------ Materials provided ------

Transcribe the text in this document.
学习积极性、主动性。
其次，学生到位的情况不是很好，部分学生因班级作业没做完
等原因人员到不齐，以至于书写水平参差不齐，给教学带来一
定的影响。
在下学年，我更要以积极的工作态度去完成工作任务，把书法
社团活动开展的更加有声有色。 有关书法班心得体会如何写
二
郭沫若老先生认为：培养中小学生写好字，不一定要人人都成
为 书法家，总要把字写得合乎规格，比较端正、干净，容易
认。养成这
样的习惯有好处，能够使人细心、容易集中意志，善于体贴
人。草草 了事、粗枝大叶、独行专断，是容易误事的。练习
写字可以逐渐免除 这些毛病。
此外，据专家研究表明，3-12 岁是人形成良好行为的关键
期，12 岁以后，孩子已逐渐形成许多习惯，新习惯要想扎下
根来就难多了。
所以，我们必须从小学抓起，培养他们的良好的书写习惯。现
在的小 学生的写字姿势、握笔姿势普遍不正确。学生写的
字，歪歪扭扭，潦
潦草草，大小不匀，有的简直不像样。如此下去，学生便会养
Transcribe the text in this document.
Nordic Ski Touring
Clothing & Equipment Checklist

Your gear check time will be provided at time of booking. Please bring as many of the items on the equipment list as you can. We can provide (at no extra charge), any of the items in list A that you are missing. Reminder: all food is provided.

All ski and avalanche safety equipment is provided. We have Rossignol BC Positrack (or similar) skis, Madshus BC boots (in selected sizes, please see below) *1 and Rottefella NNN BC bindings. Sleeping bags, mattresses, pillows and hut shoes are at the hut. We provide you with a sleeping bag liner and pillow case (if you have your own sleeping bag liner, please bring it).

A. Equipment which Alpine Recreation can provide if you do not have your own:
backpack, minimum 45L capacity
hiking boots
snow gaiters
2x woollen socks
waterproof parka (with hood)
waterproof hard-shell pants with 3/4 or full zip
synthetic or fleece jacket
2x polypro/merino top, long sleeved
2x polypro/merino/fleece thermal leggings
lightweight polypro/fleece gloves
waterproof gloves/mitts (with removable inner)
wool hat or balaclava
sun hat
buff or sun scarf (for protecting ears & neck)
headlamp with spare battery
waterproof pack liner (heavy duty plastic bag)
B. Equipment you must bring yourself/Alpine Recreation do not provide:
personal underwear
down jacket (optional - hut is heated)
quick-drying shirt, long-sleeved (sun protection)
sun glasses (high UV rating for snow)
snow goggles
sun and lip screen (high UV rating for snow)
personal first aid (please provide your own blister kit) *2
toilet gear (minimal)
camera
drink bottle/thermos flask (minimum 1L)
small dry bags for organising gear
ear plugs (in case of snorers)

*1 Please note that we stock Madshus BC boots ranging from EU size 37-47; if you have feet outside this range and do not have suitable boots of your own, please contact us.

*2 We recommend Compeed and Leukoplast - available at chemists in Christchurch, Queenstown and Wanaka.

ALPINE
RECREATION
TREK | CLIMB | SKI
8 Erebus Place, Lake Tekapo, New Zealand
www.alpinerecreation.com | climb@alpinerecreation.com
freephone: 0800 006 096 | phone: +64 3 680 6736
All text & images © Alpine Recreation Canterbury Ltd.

------

■ **Written problem**: Among the lines of the data, identify those with the word "bags". Copy each of them.

■ **Exercise response**:
All ski and avalanche safety equipment is provided. We have Rossignol BC Positrack (or similar) skis, Madshus BC boots (in selected sizes, please see below) *1 and Rottefella NNN BC bindings. Sleeping bags, mattresses, pillows and hut shoes are at the hut. We provide you with a sleeping bag liner and pillow case (if you have your own sleeping bag liner, please bring it).
small dry bags for organising gear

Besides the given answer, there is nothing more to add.